[begin THE DATA]

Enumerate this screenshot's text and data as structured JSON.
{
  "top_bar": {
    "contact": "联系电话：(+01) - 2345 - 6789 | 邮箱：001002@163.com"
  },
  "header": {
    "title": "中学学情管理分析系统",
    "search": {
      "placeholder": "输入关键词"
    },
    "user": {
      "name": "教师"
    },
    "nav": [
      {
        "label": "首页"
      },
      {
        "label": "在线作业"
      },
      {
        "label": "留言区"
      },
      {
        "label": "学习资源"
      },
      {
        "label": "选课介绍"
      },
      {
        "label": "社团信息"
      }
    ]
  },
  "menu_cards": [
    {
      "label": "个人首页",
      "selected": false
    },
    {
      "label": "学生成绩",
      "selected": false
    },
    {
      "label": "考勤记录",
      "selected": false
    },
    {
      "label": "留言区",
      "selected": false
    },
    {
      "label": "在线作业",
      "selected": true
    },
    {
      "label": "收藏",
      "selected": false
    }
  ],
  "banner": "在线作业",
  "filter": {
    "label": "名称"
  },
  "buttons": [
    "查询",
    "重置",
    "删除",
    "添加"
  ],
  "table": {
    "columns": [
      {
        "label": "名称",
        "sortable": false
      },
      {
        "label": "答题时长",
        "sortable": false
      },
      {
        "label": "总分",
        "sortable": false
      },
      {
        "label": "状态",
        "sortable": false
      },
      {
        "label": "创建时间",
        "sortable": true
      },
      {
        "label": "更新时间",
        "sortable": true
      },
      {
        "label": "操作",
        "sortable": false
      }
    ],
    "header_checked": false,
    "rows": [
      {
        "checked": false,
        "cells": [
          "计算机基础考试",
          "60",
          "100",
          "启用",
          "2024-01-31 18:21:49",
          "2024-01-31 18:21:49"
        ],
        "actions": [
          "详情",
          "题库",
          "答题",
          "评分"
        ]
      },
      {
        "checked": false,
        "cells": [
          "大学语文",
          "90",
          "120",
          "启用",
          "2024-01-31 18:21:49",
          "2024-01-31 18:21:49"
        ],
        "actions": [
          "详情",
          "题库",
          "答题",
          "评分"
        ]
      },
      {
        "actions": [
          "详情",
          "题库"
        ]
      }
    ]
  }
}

[end THE DATA]

EXERCISE OBJECTIVE:
Hand back the material above in full, exactly as written.

PROBLEM SOLUTION:
Enumerate this screenshot's text and data as structured JSON.
{
  "top_bar": {
    "contact": "联系电话：(+01) - 2345 - 6789 | 邮箱：001002@163.com"
  },
  "header": {
    "title": "中学学情管理分析系统",
    "search": {
      "placeholder": "输入关键词"
    },
    "user": {
      "name": "教师"
    },
    "nav": [
      {
        "label": "首页"
      },
      {
        "label": "在线作业"
      },
      {
        "label": "留言区"
      },
      {
        "label": "学习资源"
      },
      {
        "label": "选课介绍"
      },
      {
        "label": "社团信息"
      }
    ]
  },
  "menu_cards": [
    {
      "label": "个人首页",
      "selected": false
    },
    {
      "label": "学生成绩",
      "selected": false
    },
    {
      "label": "考勤记录",
      "selected": false
    },
    {
      "label": "留言区",
      "selected": false
    },
    {
      "label": "在线作业",
      "selected": true
    },
    {
      "label": "收藏",
      "selected": false
    }
  ],
  "banner": "在线作业",
  "filter": {
    "label": "名称"
  },
  "buttons": [
    "查询",
    "重置",
    "删除",
    "添加"
  ],
  "table": {
    "columns": [
      {
        "label": "名称",
        "sortable": false
      },
      {
        "label": "答题时长",
        "sortable": false
      },
      {
        "label": "总分",
        "sortable": false
      },
      {
        "label": "状态",
        "sortable": false
      },
      {
        "label": "创建时间",
        "sortable": true
      },
      {
        "label": "更新时间",
        "sortable": true
      },
      {
        "label": "操作",
        "sortable": false
      }
    ],
    "header_checked": false,
    "rows": [
      {
        "checked": false,
        "cells": [
          "计算机基础考试",
          "60",
          "100",
          "启用",
          "2024-01-31 18:21:49",
          "2024-01-31 18:21:49"
        ],
        "actions": [
          "详情",
          "题库",
          "答题",
          "评分"
        ]
      },
      {
        "checked": false,
        "cells": [
          "大学语文",
          "90",
          "120",
          "启用",
          "2024-01-31 18:21:49",
          "2024-01-31 18:21:49"
        ],
        "actions": [
          "详情",
          "题库",
          "答题",
          "评分"
        ]
      },
      {
        "actions": [
          "详情",
          "题库"
        ]
      }
    ]
  }
}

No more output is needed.